TASK DESCRIPTION
Counting task for the entries below: give the number of lines that contain the word "JSON", with no other text.

(Extracts from a graphics dataset)

::::

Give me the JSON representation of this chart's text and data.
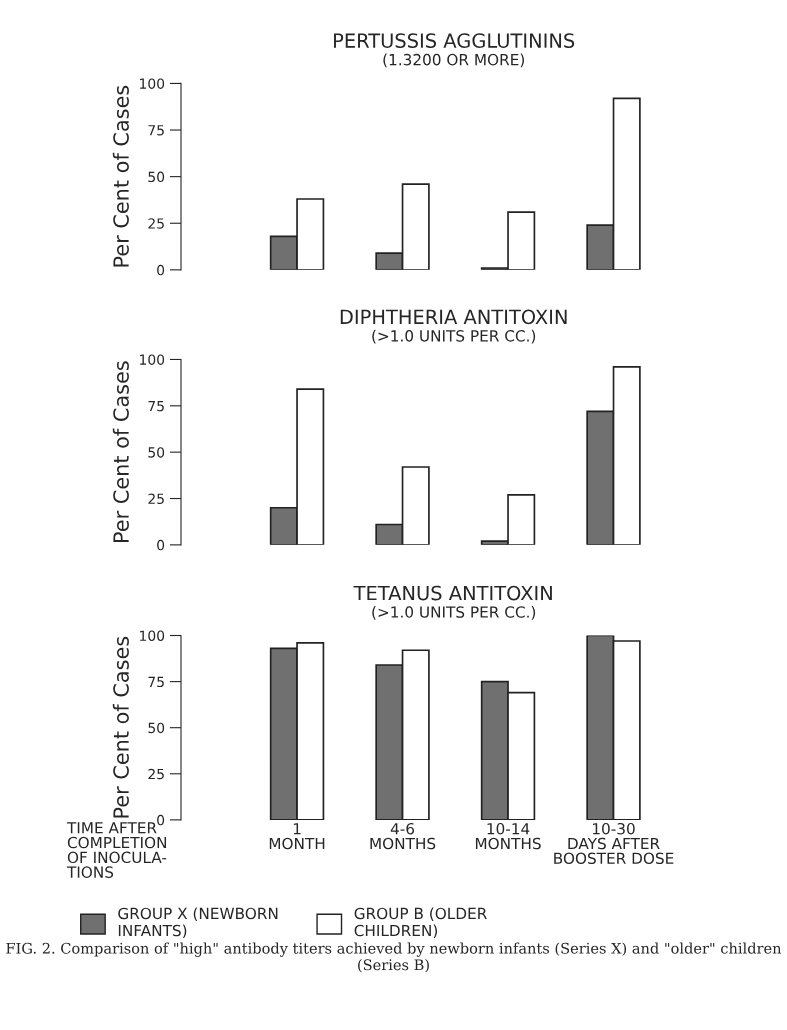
{
  "chart_data": [
    {
      "type": "bar",
      "title": "PERTUSSIS AGGLUTININS",
      "subtitle": "(1.3200 OR MORE)",
      "ylabel": "Per Cent of Cases",
      "categories": [
        null,
        null,
        null,
        null
      ],
      "series": [
        {
          "color": "#707070",
          "values": [
            18,
            9,
            1,
            24
          ]
        },
        {
          "color": "#ffffff",
          "values": [
            38,
            46,
            31,
            92
          ]
        }
      ],
      "ylim": [
        0,
        100
      ],
      "yticks": [
        0,
        25,
        50,
        75,
        100
      ],
      "tick_labels": "y",
      "grid": false
    },
    {
      "type": "bar",
      "title": "DIPHTHERIA ANTITOXIN",
      "subtitle": "(>1.0 UNITS PER CC.)",
      "ylabel": "Per Cent of Cases",
      "categories": [
        null,
        null,
        null,
        null
      ],
      "series": [
        {
          "color": "#707070",
          "values": [
            20,
            11,
            2,
            72
          ]
        },
        {
          "color": "#ffffff",
          "values": [
            84,
            42,
            27,
            96
          ]
        }
      ],
      "ylim": [
        0,
        100
      ],
      "yticks": [
        0,
        25,
        50,
        75,
        100
      ],
      "tick_labels": "y",
      "grid": false
    },
    {
      "type": "bar",
      "title": "TETANUS ANTITOXIN",
      "subtitle": "(>1.0 UNITS PER CC.)",
      "ylabel": "Per Cent of Cases",
      "xlabel": "TIME AFTER\nCOMPLETION\nOF INOCULA-\nTIONS",
      "categories": [
        "1\nMONTH",
        "4-6\nMONTHS",
        "10-14\nMONTHS",
        "10-30\nDAYS AFTER\nBOOSTER DOSE"
      ],
      "series": [
        {
          "name": "GROUP X (NEWBORN\nINFANTS)",
          "color": "#707070",
          "values": [
            93,
            84,
            75,
            100
          ]
        },
        {
          "name": "GROUP B (OLDER\nCHILDREN)",
          "color": "#ffffff",
          "values": [
            96,
            92,
            69,
            97
          ]
        }
      ],
      "ylim": [
        0,
        100
      ],
      "yticks": [
        0,
        25,
        50,
        75,
        100
      ],
      "grid": false,
      "legend": "bottom",
      "annotations": [
        "FIG. 2. Comparison of \"high\" antibody titers achieved by newborn infants (Series X) and \"older\" children (Series B)"
      ]
    }
  ]
}
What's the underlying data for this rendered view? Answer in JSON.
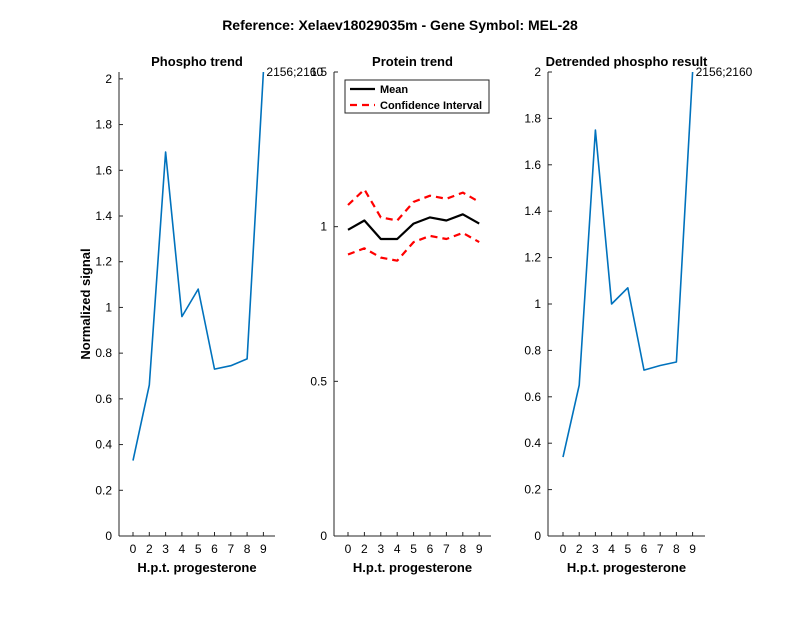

::::

SOLUTION FOR THIS TASK
2